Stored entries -

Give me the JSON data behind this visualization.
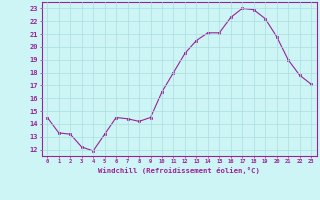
{
  "x": [
    0,
    1,
    2,
    3,
    4,
    5,
    6,
    7,
    8,
    9,
    10,
    11,
    12,
    13,
    14,
    15,
    16,
    17,
    18,
    19,
    20,
    21,
    22,
    23
  ],
  "y": [
    14.5,
    13.3,
    13.2,
    12.2,
    11.9,
    13.2,
    14.5,
    14.4,
    14.2,
    14.5,
    16.5,
    18.0,
    19.5,
    20.5,
    21.1,
    21.1,
    22.3,
    23.0,
    22.9,
    22.2,
    20.8,
    19.0,
    17.8,
    17.1
  ],
  "line_color": "#992299",
  "marker_color": "#992299",
  "bg_color": "#cef5f5",
  "grid_color": "#aadddd",
  "xlabel": "Windchill (Refroidissement éolien,°C)",
  "ylabel_ticks": [
    12,
    13,
    14,
    15,
    16,
    17,
    18,
    19,
    20,
    21,
    22,
    23
  ],
  "xlim": [
    -0.5,
    23.5
  ],
  "ylim": [
    11.5,
    23.5
  ]
}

GIVEN REQUEST -
Without the pictures, print the whole listing exactly as given.

SOLUTION FOR THIS PROBLEM -
Give me the JSON data behind this visualization.
{
  "x": [
    0,
    1,
    2,
    3,
    4,
    5,
    6,
    7,
    8,
    9,
    10,
    11,
    12,
    13,
    14,
    15,
    16,
    17,
    18,
    19,
    20,
    21,
    22,
    23
  ],
  "y": [
    14.5,
    13.3,
    13.2,
    12.2,
    11.9,
    13.2,
    14.5,
    14.4,
    14.2,
    14.5,
    16.5,
    18.0,
    19.5,
    20.5,
    21.1,
    21.1,
    22.3,
    23.0,
    22.9,
    22.2,
    20.8,
    19.0,
    17.8,
    17.1
  ],
  "line_color": "#992299",
  "marker_color": "#992299",
  "bg_color": "#cef5f5",
  "grid_color": "#aadddd",
  "xlabel": "Windchill (Refroidissement éolien,°C)",
  "ylabel_ticks": [
    12,
    13,
    14,
    15,
    16,
    17,
    18,
    19,
    20,
    21,
    22,
    23
  ],
  "xlim": [
    -0.5,
    23.5
  ],
  "ylim": [
    11.5,
    23.5
  ]
}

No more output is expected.